DIRECTION →
Please retype the data in full and exactly; the pictures are not part of the copy.

## BEGIN

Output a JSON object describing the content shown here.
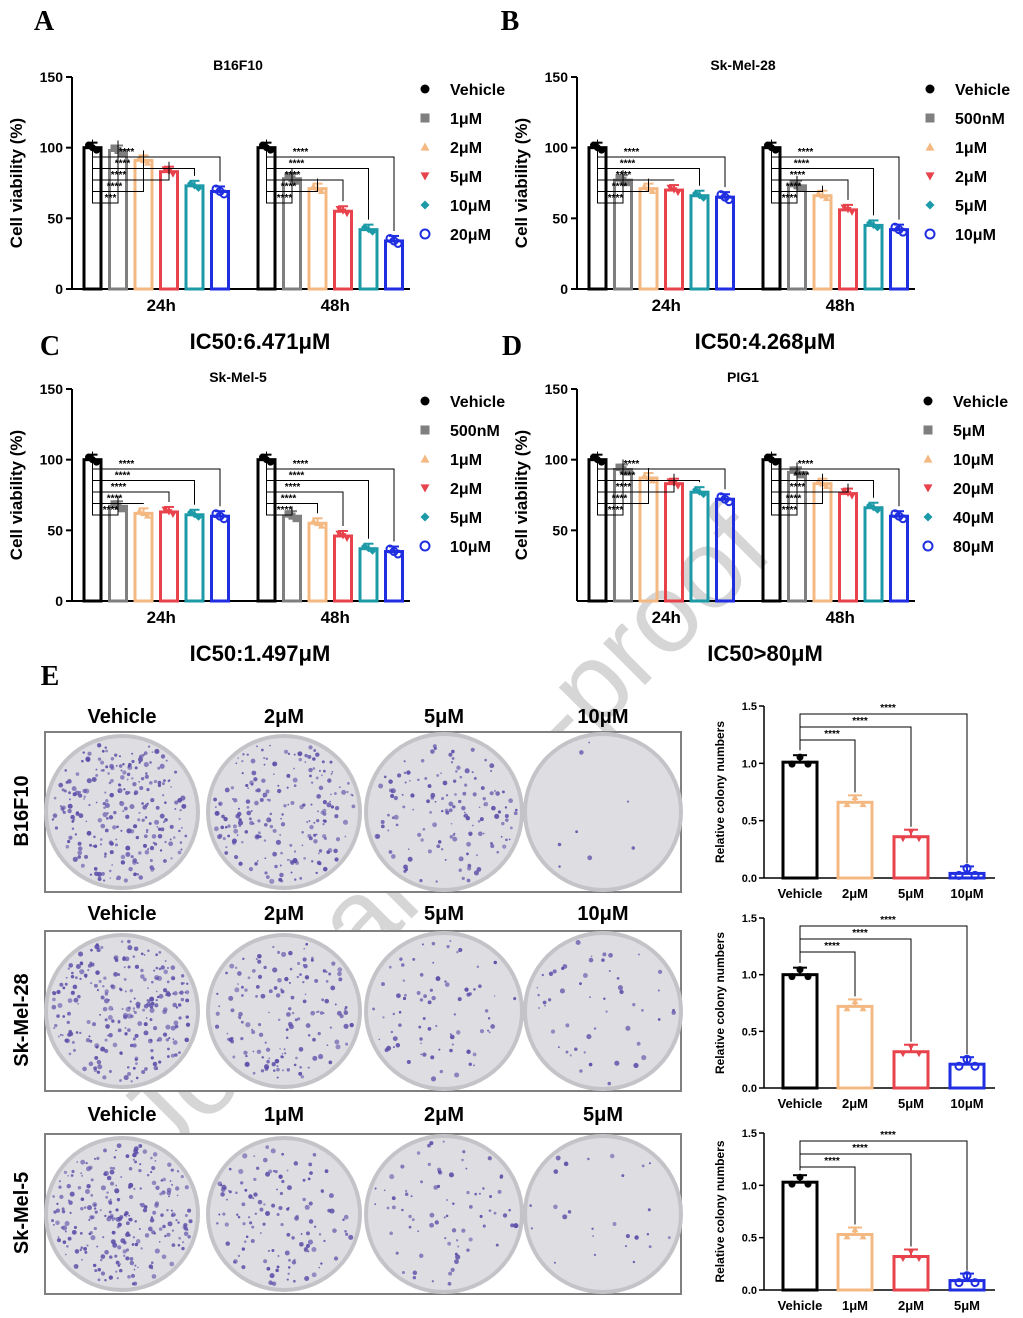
{
  "watermark": "Journal Pre-proof",
  "panel_letters": [
    "A",
    "B",
    "C",
    "D",
    "E"
  ],
  "viability_ylabel": "Cell viability (%)",
  "colony_ylabel": "Relative colony  numbers",
  "significance": "****",
  "colors": {
    "vehicle": "#000000",
    "gray": "#7f7f7f",
    "orange": "#f4b983",
    "red": "#e8434c",
    "teal": "#1d9aa8",
    "blue": "#1f2ee0",
    "plate_stain": "#5a4da8"
  },
  "chart_data": [
    {
      "type": "bar",
      "panel": "A",
      "title": "B16F10",
      "categories": [
        "24h",
        "48h"
      ],
      "ylabel": "Cell viability (%)",
      "ylim": [
        0,
        150
      ],
      "yticks": [
        0,
        50,
        100,
        150
      ],
      "legend": "right",
      "series": [
        {
          "name": "Vehicle",
          "values": [
            100,
            100
          ]
        },
        {
          "name": "1μM",
          "values": [
            98,
            78
          ]
        },
        {
          "name": "2μM",
          "values": [
            91,
            71
          ]
        },
        {
          "name": "5μM",
          "values": [
            83,
            55
          ]
        },
        {
          "name": "10μM",
          "values": [
            73,
            42
          ]
        },
        {
          "name": "20μM",
          "values": [
            69,
            34
          ]
        }
      ],
      "significance": [
        [
          "***",
          "****",
          "****",
          "****",
          "****"
        ],
        [
          "****",
          "****",
          "****",
          "****",
          "****"
        ]
      ],
      "annotation": "IC50:6.471μM"
    },
    {
      "type": "bar",
      "panel": "B",
      "title": "Sk-Mel-28",
      "categories": [
        "24h",
        "48h"
      ],
      "ylabel": "Cell viability (%)",
      "ylim": [
        0,
        150
      ],
      "yticks": [
        0,
        50,
        100,
        150
      ],
      "legend": "right",
      "series": [
        {
          "name": "Vehicle",
          "values": [
            100,
            100
          ]
        },
        {
          "name": "500nM",
          "values": [
            77,
            73
          ]
        },
        {
          "name": "1μM",
          "values": [
            71,
            66
          ]
        },
        {
          "name": "2μM",
          "values": [
            70,
            56
          ]
        },
        {
          "name": "5μM",
          "values": [
            66,
            45
          ]
        },
        {
          "name": "10μM",
          "values": [
            65,
            42
          ]
        }
      ],
      "significance": [
        [
          "****",
          "****",
          "****",
          "****",
          "****"
        ],
        [
          "****",
          "****",
          "****",
          "****",
          "****"
        ]
      ],
      "annotation": "IC50:4.268μM"
    },
    {
      "type": "bar",
      "panel": "C",
      "title": "Sk-Mel-5",
      "categories": [
        "24h",
        "48h"
      ],
      "ylabel": "Cell viability (%)",
      "ylim": [
        0,
        150
      ],
      "yticks": [
        0,
        50,
        100,
        150
      ],
      "legend": "right",
      "series": [
        {
          "name": "Vehicle",
          "values": [
            100,
            100
          ]
        },
        {
          "name": "500nM",
          "values": [
            67,
            60
          ]
        },
        {
          "name": "1μM",
          "values": [
            62,
            55
          ]
        },
        {
          "name": "2μM",
          "values": [
            63,
            46
          ]
        },
        {
          "name": "5μM",
          "values": [
            61,
            37
          ]
        },
        {
          "name": "10μM",
          "values": [
            60,
            35
          ]
        }
      ],
      "significance": [
        [
          "****",
          "****",
          "****",
          "****",
          "****"
        ],
        [
          "****",
          "****",
          "****",
          "****",
          "****"
        ]
      ],
      "annotation": "IC50:1.497μM"
    },
    {
      "type": "bar",
      "panel": "D",
      "title": "PIG1",
      "categories": [
        "24h",
        "48h"
      ],
      "ylabel": "Cell viability (%)",
      "ylim": [
        0,
        150
      ],
      "yticks": [
        50,
        100,
        150
      ],
      "legend": "right",
      "series": [
        {
          "name": "Vehicle",
          "values": [
            100,
            100
          ]
        },
        {
          "name": "5μM",
          "values": [
            93,
            91
          ]
        },
        {
          "name": "10μM",
          "values": [
            87,
            83
          ]
        },
        {
          "name": "20μM",
          "values": [
            83,
            76
          ]
        },
        {
          "name": "40μM",
          "values": [
            77,
            66
          ]
        },
        {
          "name": "80μM",
          "values": [
            72,
            60
          ]
        }
      ],
      "significance": [
        [
          "****",
          "****",
          "****",
          "****",
          "****"
        ],
        [
          "****",
          "****",
          "****",
          "****",
          "****"
        ]
      ],
      "annotation": "IC50>80μM"
    },
    {
      "type": "bar",
      "panel": "E",
      "cell_line": "B16F10",
      "categories": [
        "Vehicle",
        "2μM",
        "5μM",
        "10μM"
      ],
      "values": [
        1.01,
        0.66,
        0.36,
        0.04
      ],
      "ylabel": "Relative colony  numbers",
      "ylim": [
        0,
        1.5
      ],
      "yticks": [
        "0.0",
        "0.5",
        "1.0",
        "1.5"
      ],
      "significance": [
        "****",
        "****",
        "****"
      ]
    },
    {
      "type": "bar",
      "panel": "E",
      "cell_line": "Sk-Mel-28",
      "categories": [
        "Vehicle",
        "2μM",
        "5μM",
        "10μM"
      ],
      "values": [
        1.0,
        0.72,
        0.32,
        0.21
      ],
      "ylabel": "Relative colony  numbers",
      "ylim": [
        0,
        1.5
      ],
      "yticks": [
        "0.0",
        "0.5",
        "1.0",
        "1.5"
      ],
      "significance": [
        "****",
        "****",
        "****"
      ]
    },
    {
      "type": "bar",
      "panel": "E",
      "cell_line": "Sk-Mel-5",
      "categories": [
        "Vehicle",
        "1μM",
        "2μM",
        "5μM"
      ],
      "values": [
        1.03,
        0.53,
        0.32,
        0.09
      ],
      "ylabel": "Relative colony  numbers",
      "ylim": [
        0,
        1.5
      ],
      "yticks": [
        "0.0",
        "0.5",
        "1.0",
        "1.5"
      ],
      "significance": [
        "****",
        "****",
        "****"
      ]
    }
  ],
  "plates": [
    {
      "cell_line": "B16F10",
      "labels": [
        "Vehicle",
        "2μM",
        "5μM",
        "10μM"
      ],
      "density": [
        1.0,
        0.8,
        0.55,
        0.03
      ]
    },
    {
      "cell_line": "Sk-Mel-28",
      "labels": [
        "Vehicle",
        "2μM",
        "5μM",
        "10μM"
      ],
      "density": [
        1.0,
        0.6,
        0.3,
        0.2
      ]
    },
    {
      "cell_line": "Sk-Mel-5",
      "labels": [
        "Vehicle",
        "1μM",
        "2μM",
        "5μM"
      ],
      "density": [
        1.0,
        0.5,
        0.3,
        0.1
      ]
    }
  ]
}
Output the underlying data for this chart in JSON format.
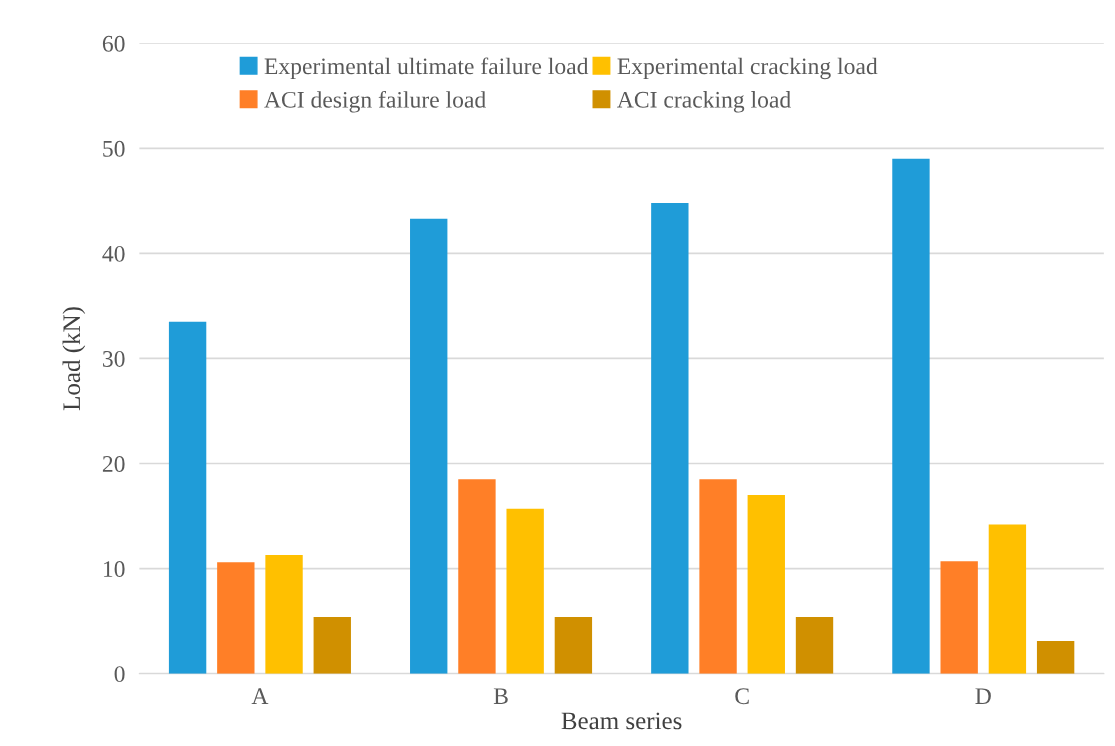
{
  "chart_data": {
    "type": "bar",
    "xlabel": "Beam series",
    "ylabel": "Load (kN)",
    "categories": [
      "A",
      "B",
      "C",
      "D"
    ],
    "series": [
      {
        "name": "Experimental ultimate failure load",
        "color": "#1f9cd8",
        "values": [
          33.5,
          43.3,
          44.8,
          49.0
        ]
      },
      {
        "name": "ACI design failure load",
        "color": "#ff7f27",
        "values": [
          10.6,
          18.5,
          18.5,
          10.7
        ]
      },
      {
        "name": "Experimental cracking load",
        "color": "#ffc000",
        "values": [
          11.3,
          15.7,
          17.0,
          14.2
        ]
      },
      {
        "name": "ACI cracking load",
        "color": "#d09000",
        "values": [
          5.4,
          5.4,
          5.4,
          3.1
        ]
      }
    ],
    "ylim": [
      0,
      60
    ],
    "yticks": [
      0,
      10,
      20,
      30,
      40,
      50,
      60
    ],
    "grid": "y",
    "legend": "top"
  }
}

## END

SOLUTION FOR THIS EXERCISE →
Output a JSON object describing the content shown here.
{
  "watermark": "Journal Pre-proof",
  "panel_letters": [
    "A",
    "B",
    "C",
    "D",
    "E"
  ],
  "viability_ylabel": "Cell viability (%)",
  "colony_ylabel": "Relative colony  numbers",
  "significance": "****",
  "colors": {
    "vehicle": "#000000",
    "gray": "#7f7f7f",
    "orange": "#f4b983",
    "red": "#e8434c",
    "teal": "#1d9aa8",
    "blue": "#1f2ee0",
    "plate_stain": "#5a4da8"
  },
  "chart_data": [
    {
      "type": "bar",
      "panel": "A",
      "title": "B16F10",
      "categories": [
        "24h",
        "48h"
      ],
      "ylabel": "Cell viability (%)",
      "ylim": [
        0,
        150
      ],
      "yticks": [
        0,
        50,
        100,
        150
      ],
      "legend": "right",
      "series": [
        {
          "name": "Vehicle",
          "values": [
            100,
            100
          ]
        },
        {
          "name": "1μM",
          "values": [
            98,
            78
          ]
        },
        {
          "name": "2μM",
          "values": [
            91,
            71
          ]
        },
        {
          "name": "5μM",
          "values": [
            83,
            55
          ]
        },
        {
          "name": "10μM",
          "values": [
            73,
            42
          ]
        },
        {
          "name": "20μM",
          "values": [
            69,
            34
          ]
        }
      ],
      "significance": [
        [
          "***",
          "****",
          "****",
          "****",
          "****"
        ],
        [
          "****",
          "****",
          "****",
          "****",
          "****"
        ]
      ],
      "annotation": "IC50:6.471μM"
    },
    {
      "type": "bar",
      "panel": "B",
      "title": "Sk-Mel-28",
      "categories": [
        "24h",
        "48h"
      ],
      "ylabel": "Cell viability (%)",
      "ylim": [
        0,
        150
      ],
      "yticks": [
        0,
        50,
        100,
        150
      ],
      "legend": "right",
      "series": [
        {
          "name": "Vehicle",
          "values": [
            100,
            100
          ]
        },
        {
          "name": "500nM",
          "values": [
            77,
            73
          ]
        },
        {
          "name": "1μM",
          "values": [
            71,
            66
          ]
        },
        {
          "name": "2μM",
          "values": [
            70,
            56
          ]
        },
        {
          "name": "5μM",
          "values": [
            66,
            45
          ]
        },
        {
          "name": "10μM",
          "values": [
            65,
            42
          ]
        }
      ],
      "significance": [
        [
          "****",
          "****",
          "****",
          "****",
          "****"
        ],
        [
          "****",
          "****",
          "****",
          "****",
          "****"
        ]
      ],
      "annotation": "IC50:4.268μM"
    },
    {
      "type": "bar",
      "panel": "C",
      "title": "Sk-Mel-5",
      "categories": [
        "24h",
        "48h"
      ],
      "ylabel": "Cell viability (%)",
      "ylim": [
        0,
        150
      ],
      "yticks": [
        0,
        50,
        100,
        150
      ],
      "legend": "right",
      "series": [
        {
          "name": "Vehicle",
          "values": [
            100,
            100
          ]
        },
        {
          "name": "500nM",
          "values": [
            67,
            60
          ]
        },
        {
          "name": "1μM",
          "values": [
            62,
            55
          ]
        },
        {
          "name": "2μM",
          "values": [
            63,
            46
          ]
        },
        {
          "name": "5μM",
          "values": [
            61,
            37
          ]
        },
        {
          "name": "10μM",
          "values": [
            60,
            35
          ]
        }
      ],
      "significance": [
        [
          "****",
          "****",
          "****",
          "****",
          "****"
        ],
        [
          "****",
          "****",
          "****",
          "****",
          "****"
        ]
      ],
      "annotation": "IC50:1.497μM"
    },
    {
      "type": "bar",
      "panel": "D",
      "title": "PIG1",
      "categories": [
        "24h",
        "48h"
      ],
      "ylabel": "Cell viability (%)",
      "ylim": [
        0,
        150
      ],
      "yticks": [
        50,
        100,
        150
      ],
      "legend": "right",
      "series": [
        {
          "name": "Vehicle",
          "values": [
            100,
            100
          ]
        },
        {
          "name": "5μM",
          "values": [
            93,
            91
          ]
        },
        {
          "name": "10μM",
          "values": [
            87,
            83
          ]
        },
        {
          "name": "20μM",
          "values": [
            83,
            76
          ]
        },
        {
          "name": "40μM",
          "values": [
            77,
            66
          ]
        },
        {
          "name": "80μM",
          "values": [
            72,
            60
          ]
        }
      ],
      "significance": [
        [
          "****",
          "****",
          "****",
          "****",
          "****"
        ],
        [
          "****",
          "****",
          "****",
          "****",
          "****"
        ]
      ],
      "annotation": "IC50>80μM"
    },
    {
      "type": "bar",
      "panel": "E",
      "cell_line": "B16F10",
      "categories": [
        "Vehicle",
        "2μM",
        "5μM",
        "10μM"
      ],
      "values": [
        1.01,
        0.66,
        0.36,
        0.04
      ],
      "ylabel": "Relative colony  numbers",
      "ylim": [
        0,
        1.5
      ],
      "yticks": [
        "0.0",
        "0.5",
        "1.0",
        "1.5"
      ],
      "significance": [
        "****",
        "****",
        "****"
      ]
    },
    {
      "type": "bar",
      "panel": "E",
      "cell_line": "Sk-Mel-28",
      "categories": [
        "Vehicle",
        "2μM",
        "5μM",
        "10μM"
      ],
      "values": [
        1.0,
        0.72,
        0.32,
        0.21
      ],
      "ylabel": "Relative colony  numbers",
      "ylim": [
        0,
        1.5
      ],
      "yticks": [
        "0.0",
        "0.5",
        "1.0",
        "1.5"
      ],
      "significance": [
        "****",
        "****",
        "****"
      ]
    },
    {
      "type": "bar",
      "panel": "E",
      "cell_line": "Sk-Mel-5",
      "categories": [
        "Vehicle",
        "1μM",
        "2μM",
        "5μM"
      ],
      "values": [
        1.03,
        0.53,
        0.32,
        0.09
      ],
      "ylabel": "Relative colony  numbers",
      "ylim": [
        0,
        1.5
      ],
      "yticks": [
        "0.0",
        "0.5",
        "1.0",
        "1.5"
      ],
      "significance": [
        "****",
        "****",
        "****"
      ]
    }
  ],
  "plates": [
    {
      "cell_line": "B16F10",
      "labels": [
        "Vehicle",
        "2μM",
        "5μM",
        "10μM"
      ],
      "density": [
        1.0,
        0.8,
        0.55,
        0.03
      ]
    },
    {
      "cell_line": "Sk-Mel-28",
      "labels": [
        "Vehicle",
        "2μM",
        "5μM",
        "10μM"
      ],
      "density": [
        1.0,
        0.6,
        0.3,
        0.2
      ]
    },
    {
      "cell_line": "Sk-Mel-5",
      "labels": [
        "Vehicle",
        "1μM",
        "2μM",
        "5μM"
      ],
      "density": [
        1.0,
        0.5,
        0.3,
        0.1
      ]
    }
  ]
}
Output the underlying data for this chart in JSON format.
{
  "chart_data": {
    "type": "bar",
    "xlabel": "Beam series",
    "ylabel": "Load (kN)",
    "categories": [
      "A",
      "B",
      "C",
      "D"
    ],
    "series": [
      {
        "name": "Experimental ultimate failure load",
        "color": "#1f9cd8",
        "values": [
          33.5,
          43.3,
          44.8,
          49.0
        ]
      },
      {
        "name": "ACI design failure load",
        "color": "#ff7f27",
        "values": [
          10.6,
          18.5,
          18.5,
          10.7
        ]
      },
      {
        "name": "Experimental cracking load",
        "color": "#ffc000",
        "values": [
          11.3,
          15.7,
          17.0,
          14.2
        ]
      },
      {
        "name": "ACI cracking load",
        "color": "#d09000",
        "values": [
          5.4,
          5.4,
          5.4,
          3.1
        ]
      }
    ],
    "ylim": [
      0,
      60
    ],
    "yticks": [
      0,
      10,
      20,
      30,
      40,
      50,
      60
    ],
    "grid": "y",
    "legend": "top"
  }
}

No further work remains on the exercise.